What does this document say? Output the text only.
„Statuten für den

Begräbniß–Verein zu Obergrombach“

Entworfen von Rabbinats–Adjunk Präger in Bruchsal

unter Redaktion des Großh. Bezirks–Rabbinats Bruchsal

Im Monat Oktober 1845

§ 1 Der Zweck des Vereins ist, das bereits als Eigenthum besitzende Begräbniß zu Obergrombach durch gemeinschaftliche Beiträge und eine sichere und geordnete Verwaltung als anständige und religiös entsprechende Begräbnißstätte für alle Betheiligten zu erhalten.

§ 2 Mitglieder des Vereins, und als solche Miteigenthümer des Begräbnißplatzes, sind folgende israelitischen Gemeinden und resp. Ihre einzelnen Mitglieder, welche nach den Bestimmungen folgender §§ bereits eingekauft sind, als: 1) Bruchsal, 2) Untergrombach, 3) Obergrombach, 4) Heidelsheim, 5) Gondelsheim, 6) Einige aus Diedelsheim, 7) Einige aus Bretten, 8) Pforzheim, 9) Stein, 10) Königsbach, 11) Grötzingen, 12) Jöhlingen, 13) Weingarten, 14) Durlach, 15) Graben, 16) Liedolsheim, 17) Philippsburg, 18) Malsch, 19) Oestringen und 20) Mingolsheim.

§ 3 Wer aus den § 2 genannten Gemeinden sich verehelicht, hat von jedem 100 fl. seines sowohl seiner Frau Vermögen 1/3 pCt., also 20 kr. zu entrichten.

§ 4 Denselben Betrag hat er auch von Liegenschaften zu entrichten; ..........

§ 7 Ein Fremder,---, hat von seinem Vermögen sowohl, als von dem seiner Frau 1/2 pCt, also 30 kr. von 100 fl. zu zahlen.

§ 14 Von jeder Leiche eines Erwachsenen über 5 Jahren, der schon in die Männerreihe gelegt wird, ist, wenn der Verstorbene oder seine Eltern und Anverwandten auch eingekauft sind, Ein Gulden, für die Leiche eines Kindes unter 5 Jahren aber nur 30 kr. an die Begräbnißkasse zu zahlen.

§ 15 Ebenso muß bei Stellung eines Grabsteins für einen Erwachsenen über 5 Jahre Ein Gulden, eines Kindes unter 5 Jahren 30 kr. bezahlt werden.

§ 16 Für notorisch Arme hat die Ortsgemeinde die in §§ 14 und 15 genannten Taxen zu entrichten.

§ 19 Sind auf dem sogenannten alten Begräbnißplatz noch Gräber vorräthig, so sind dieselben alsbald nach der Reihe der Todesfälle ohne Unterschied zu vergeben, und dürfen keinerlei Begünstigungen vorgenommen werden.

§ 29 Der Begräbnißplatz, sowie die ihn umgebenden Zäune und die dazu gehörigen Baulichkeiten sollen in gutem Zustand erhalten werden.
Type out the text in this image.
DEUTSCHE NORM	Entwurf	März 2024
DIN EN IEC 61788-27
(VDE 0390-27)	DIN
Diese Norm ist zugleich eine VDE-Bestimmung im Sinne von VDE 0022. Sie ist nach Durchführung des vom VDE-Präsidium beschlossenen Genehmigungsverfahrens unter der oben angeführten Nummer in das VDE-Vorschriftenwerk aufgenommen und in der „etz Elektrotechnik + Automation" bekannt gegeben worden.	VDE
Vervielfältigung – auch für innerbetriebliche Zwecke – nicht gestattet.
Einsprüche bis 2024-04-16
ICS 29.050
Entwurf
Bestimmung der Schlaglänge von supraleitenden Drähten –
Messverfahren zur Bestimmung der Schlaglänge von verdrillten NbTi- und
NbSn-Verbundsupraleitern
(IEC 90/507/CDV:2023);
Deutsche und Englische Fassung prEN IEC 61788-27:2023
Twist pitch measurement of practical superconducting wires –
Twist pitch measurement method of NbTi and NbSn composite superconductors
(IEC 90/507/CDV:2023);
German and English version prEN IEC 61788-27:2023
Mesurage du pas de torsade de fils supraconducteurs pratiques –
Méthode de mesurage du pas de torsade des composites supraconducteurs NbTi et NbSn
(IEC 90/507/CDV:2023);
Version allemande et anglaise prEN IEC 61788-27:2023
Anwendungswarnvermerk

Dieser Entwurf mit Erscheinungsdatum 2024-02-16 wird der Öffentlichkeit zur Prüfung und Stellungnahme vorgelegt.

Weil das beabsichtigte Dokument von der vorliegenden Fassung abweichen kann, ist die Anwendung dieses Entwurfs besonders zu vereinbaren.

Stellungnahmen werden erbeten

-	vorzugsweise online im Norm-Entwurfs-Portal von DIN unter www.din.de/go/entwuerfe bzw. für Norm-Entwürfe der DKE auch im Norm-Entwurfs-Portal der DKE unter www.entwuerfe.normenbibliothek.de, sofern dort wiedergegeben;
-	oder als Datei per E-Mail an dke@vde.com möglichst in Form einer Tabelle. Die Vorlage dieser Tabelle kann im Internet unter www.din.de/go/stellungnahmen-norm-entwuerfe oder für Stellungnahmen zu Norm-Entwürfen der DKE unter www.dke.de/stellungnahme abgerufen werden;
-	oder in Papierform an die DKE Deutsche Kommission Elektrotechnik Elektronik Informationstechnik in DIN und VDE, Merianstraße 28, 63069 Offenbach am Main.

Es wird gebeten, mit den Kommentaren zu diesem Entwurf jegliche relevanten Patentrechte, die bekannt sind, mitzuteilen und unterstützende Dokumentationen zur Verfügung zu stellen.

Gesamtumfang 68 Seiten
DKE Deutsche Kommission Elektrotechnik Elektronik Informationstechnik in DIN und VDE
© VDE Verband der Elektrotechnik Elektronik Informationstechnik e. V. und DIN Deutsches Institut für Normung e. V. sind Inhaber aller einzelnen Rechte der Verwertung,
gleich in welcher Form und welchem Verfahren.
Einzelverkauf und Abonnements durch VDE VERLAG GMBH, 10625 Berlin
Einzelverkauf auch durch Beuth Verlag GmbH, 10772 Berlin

Exercise objective>
Say how many lines of the data hold the word "Erwachsenen", and leave out everything but the number.

Completed exercise>
2